WHAT TO PRODUCE
Write out every line of the material as it stands, apart from the pictures.

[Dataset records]

####################

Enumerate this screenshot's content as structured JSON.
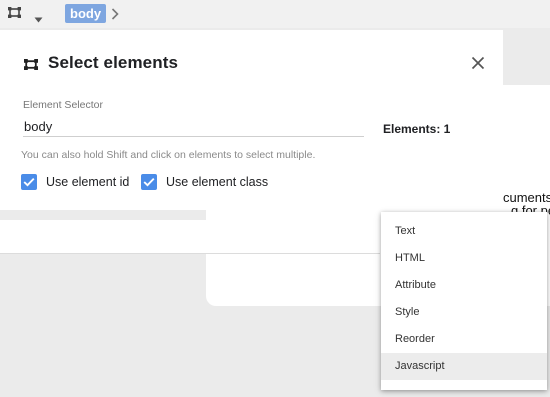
{
  "toolbar": {
    "select_icon": "select-element-icon",
    "caret_icon": "caret-down-icon",
    "breadcrumb": "body",
    "chevron_icon": "chevron-right-icon"
  },
  "background": {
    "text_line1": "cuments",
    "text_line2": "g for pe"
  },
  "dialog": {
    "title": "Select elements",
    "title_icon": "select-element-icon",
    "close_icon": "close-icon",
    "selector_label": "Element Selector",
    "selector_value": "body",
    "elements_count": "Elements: 1",
    "hint": "You can also hold Shift and click on elements to select multiple.",
    "use_id_label": "Use element id",
    "use_id_checked": true,
    "use_class_label": "Use element class",
    "use_class_checked": true,
    "accent_color": "#4a8ce8"
  },
  "menu": {
    "items": [
      {
        "label": "Text"
      },
      {
        "label": "HTML"
      },
      {
        "label": "Attribute"
      },
      {
        "label": "Style"
      },
      {
        "label": "Reorder"
      },
      {
        "label": "Javascript"
      }
    ],
    "highlighted": "Javascript"
  }
}
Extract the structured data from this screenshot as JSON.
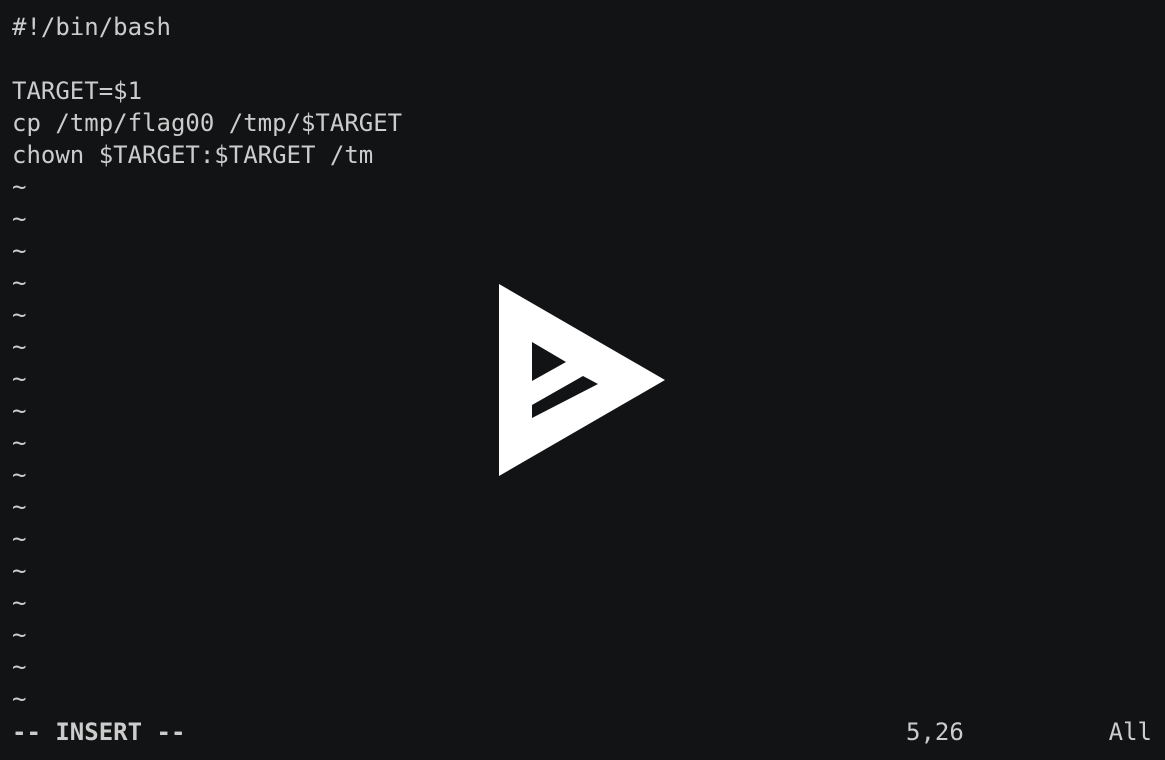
{
  "editor": {
    "lines": [
      "#!/bin/bash",
      "",
      "TARGET=$1",
      "cp /tmp/flag00 /tmp/$TARGET",
      "chown $TARGET:$TARGET /tm"
    ],
    "empty_marker": "~"
  },
  "statusline": {
    "mode": "-- INSERT --",
    "position": "5,26",
    "scroll": "All"
  },
  "overlay": {
    "icon": "asciinema-play-icon",
    "color": "#ffffff"
  },
  "colors": {
    "background": "#121314",
    "foreground": "#cccccc"
  }
}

####################

EXPECTED ANSWER
Enumerate this screenshot's content as structured JSON.
{
  "toolbar": {
    "select_icon": "select-element-icon",
    "caret_icon": "caret-down-icon",
    "breadcrumb": "body",
    "chevron_icon": "chevron-right-icon"
  },
  "background": {
    "text_line1": "cuments",
    "text_line2": "g for pe"
  },
  "dialog": {
    "title": "Select elements",
    "title_icon": "select-element-icon",
    "close_icon": "close-icon",
    "selector_label": "Element Selector",
    "selector_value": "body",
    "elements_count": "Elements: 1",
    "hint": "You can also hold Shift and click on elements to select multiple.",
    "use_id_label": "Use element id",
    "use_id_checked": true,
    "use_class_label": "Use element class",
    "use_class_checked": true,
    "accent_color": "#4a8ce8"
  },
  "menu": {
    "items": [
      {
        "label": "Text"
      },
      {
        "label": "HTML"
      },
      {
        "label": "Attribute"
      },
      {
        "label": "Style"
      },
      {
        "label": "Reorder"
      },
      {
        "label": "Javascript"
      }
    ],
    "highlighted": "Javascript"
  }
}
Extract the structured data from this screenshot as JSON.
{
  "editor": {
    "lines": [
      "#!/bin/bash",
      "",
      "TARGET=$1",
      "cp /tmp/flag00 /tmp/$TARGET",
      "chown $TARGET:$TARGET /tm"
    ],
    "empty_marker": "~"
  },
  "statusline": {
    "mode": "-- INSERT --",
    "position": "5,26",
    "scroll": "All"
  },
  "overlay": {
    "icon": "asciinema-play-icon",
    "color": "#ffffff"
  },
  "colors": {
    "background": "#121314",
    "foreground": "#cccccc"
  }
}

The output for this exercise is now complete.